* [WRITTEN INSTRUCTION] Every record should be written out exactly, with the pictures left out.
++++++++++++++++++++
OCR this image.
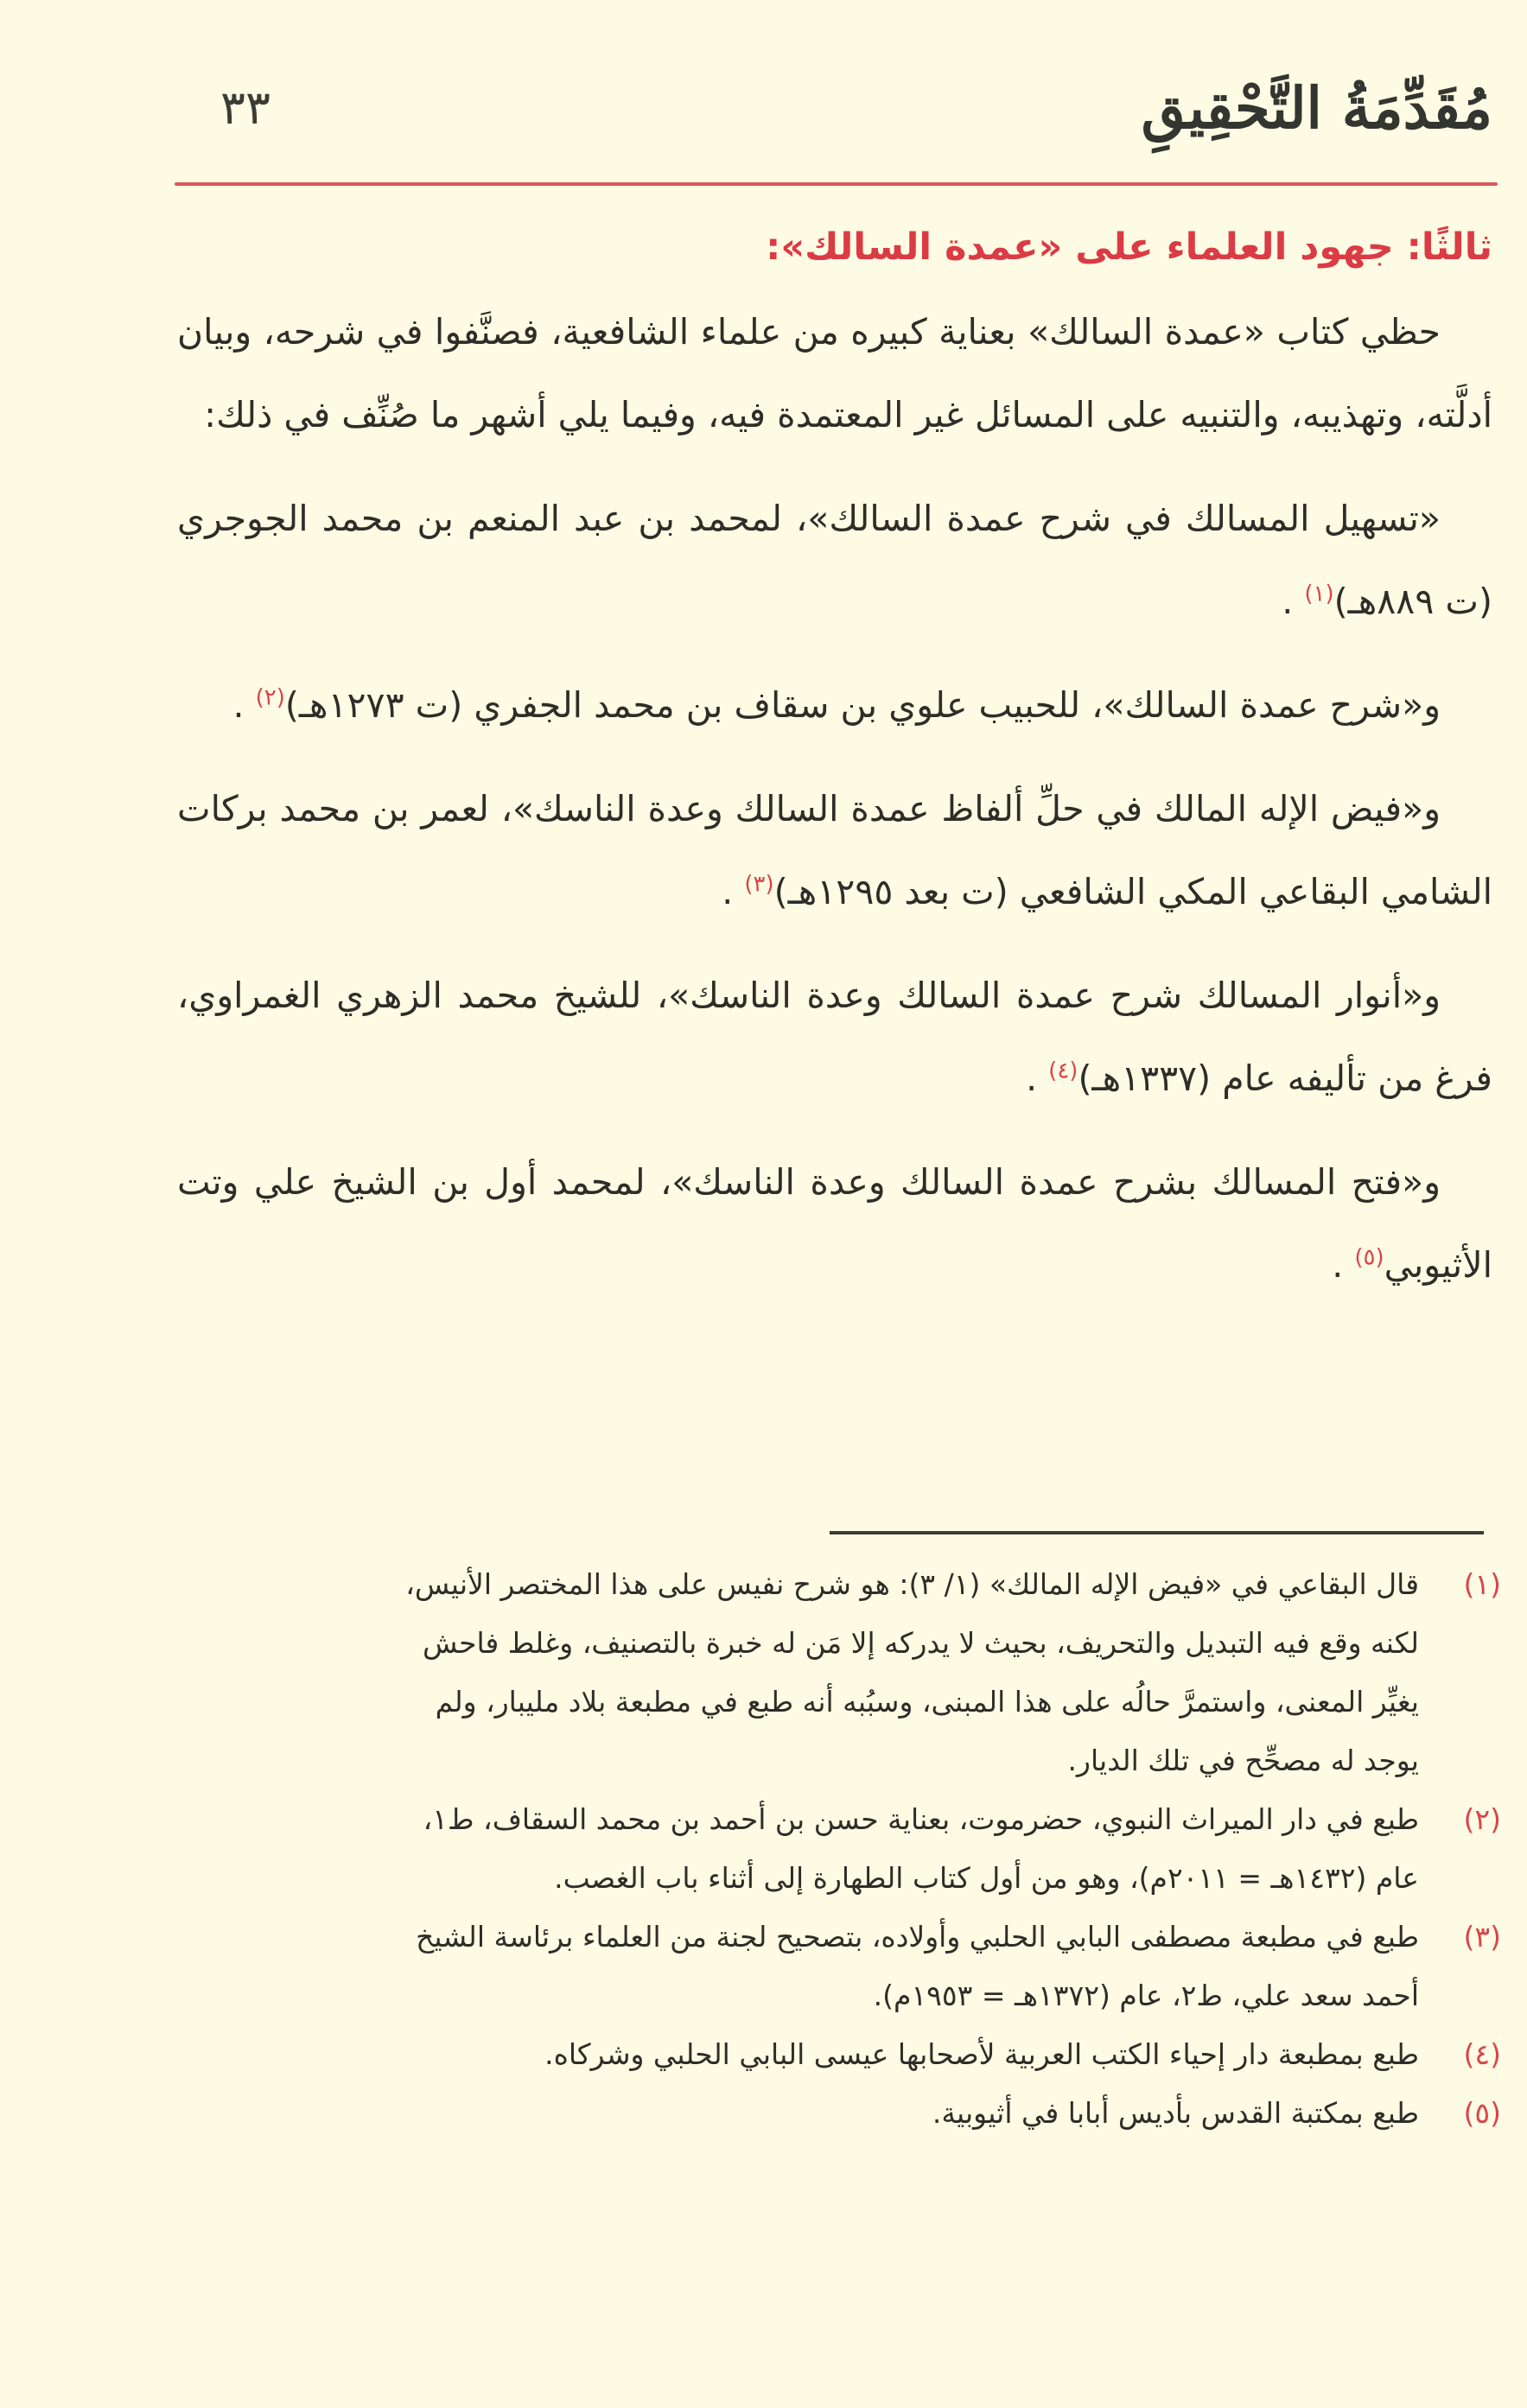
مُقَدِّمَةُ التَّحْقِيقِ
٣٣
ثالثًا: جهود العلماء على «عمدة السالك»:

حظي كتاب «عمدة السالك» بعناية كبيره من علماء الشافعية، فصنَّفوا في شرحه، وبيان أدلَّته، وتهذيبه، والتنبيه على المسائل غير المعتمدة فيه، وفيما يلي أشهر ما صُنِّف في ذلك:

«تسهيل المسالك في شرح عمدة السالك»، لمحمد بن عبد المنعم بن محمد الجوجري (ت ٨٨٩هـ)$^{(١)}$ .

و«شرح عمدة السالك»، للحبيب علوي بن سقاف بن محمد الجفري (ت ١٢٧٣هـ)$^{(٢)}$ .

و«فيض الإله المالك في حلِّ ألفاظ عمدة السالك وعدة الناسك»، لعمر بن محمد بركات الشامي البقاعي المكي الشافعي (ت بعد ١٢٩٥هـ)$^{(٣)}$ .

و«أنوار المسالك شرح عمدة السالك وعدة الناسك»، للشيخ محمد الزهري الغمراوي، فرغ من تأليفه عام (١٣٣٧هـ)$^{(٤)}$ .

و«فتح المسالك بشرح عمدة السالك وعدة الناسك»، لمحمد أول بن الشيخ علي وتت الأثيوبي$^{(٥)}$ .

(١)
قال البقاعي في «فيض الإله المالك» (١/ ٣): هو شرح نفيس على هذا المختصر الأنيس،
لكنه وقع فيه التبديل والتحريف، بحيث لا يدركه إلا مَن له خبرة بالتصنيف، وغلط فاحش
يغيِّر المعنى، واستمرَّ حالُه على هذا المبنى، وسبُبه أنه طبع في مطبعة بلاد مليبار، ولم
يوجد له مصحِّح في تلك الديار.
(٢)
طبع في دار الميراث النبوي، حضرموت، بعناية حسن بن أحمد بن محمد السقاف، ط١،
عام (١٤٣٢هـ = ٢٠١١م)، وهو من أول كتاب الطهارة إلى أثناء باب الغصب.
(٣)
طبع في مطبعة مصطفى البابي الحلبي وأولاده، بتصحيح لجنة من العلماء برئاسة الشيخ
أحمد سعد علي، ط٢، عام (١٣٧٢هـ = ١٩٥٣م).
(٤)
طبع بمطبعة دار إحياء الكتب العربية لأصحابها عيسى البابي الحلبي وشركاه.
(٥)
طبع بمكتبة القدس بأديس أبابا في أثيوبية.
++++++++++++++++++++
* [TASK OUTPUT]
OCR this image.
مُقَدِّمَةُ التَّحْقِيقِ
٣٣
ثالثًا: جهود العلماء على «عمدة السالك»:

حظي كتاب «عمدة السالك» بعناية كبيره من علماء الشافعية، فصنَّفوا في شرحه، وبيان أدلَّته، وتهذيبه، والتنبيه على المسائل غير المعتمدة فيه، وفيما يلي أشهر ما صُنِّف في ذلك:

«تسهيل المسالك في شرح عمدة السالك»، لمحمد بن عبد المنعم بن محمد الجوجري (ت ٨٨٩هـ)$^{(١)}$ .

و«شرح عمدة السالك»، للحبيب علوي بن سقاف بن محمد الجفري (ت ١٢٧٣هـ)$^{(٢)}$ .

و«فيض الإله المالك في حلِّ ألفاظ عمدة السالك وعدة الناسك»، لعمر بن محمد بركات الشامي البقاعي المكي الشافعي (ت بعد ١٢٩٥هـ)$^{(٣)}$ .

و«أنوار المسالك شرح عمدة السالك وعدة الناسك»، للشيخ محمد الزهري الغمراوي، فرغ من تأليفه عام (١٣٣٧هـ)$^{(٤)}$ .

و«فتح المسالك بشرح عمدة السالك وعدة الناسك»، لمحمد أول بن الشيخ علي وتت الأثيوبي$^{(٥)}$ .

(١)
قال البقاعي في «فيض الإله المالك» (١/ ٣): هو شرح نفيس على هذا المختصر الأنيس،
لكنه وقع فيه التبديل والتحريف، بحيث لا يدركه إلا مَن له خبرة بالتصنيف، وغلط فاحش
يغيِّر المعنى، واستمرَّ حالُه على هذا المبنى، وسبُبه أنه طبع في مطبعة بلاد مليبار، ولم
يوجد له مصحِّح في تلك الديار.
(٢)
طبع في دار الميراث النبوي، حضرموت، بعناية حسن بن أحمد بن محمد السقاف، ط١،
عام (١٤٣٢هـ = ٢٠١١م)، وهو من أول كتاب الطهارة إلى أثناء باب الغصب.
(٣)
طبع في مطبعة مصطفى البابي الحلبي وأولاده، بتصحيح لجنة من العلماء برئاسة الشيخ
أحمد سعد علي، ط٢، عام (١٣٧٢هـ = ١٩٥٣م).
(٤)
طبع بمطبعة دار إحياء الكتب العربية لأصحابها عيسى البابي الحلبي وشركاه.
(٥)
طبع بمكتبة القدس بأديس أبابا في أثيوبية.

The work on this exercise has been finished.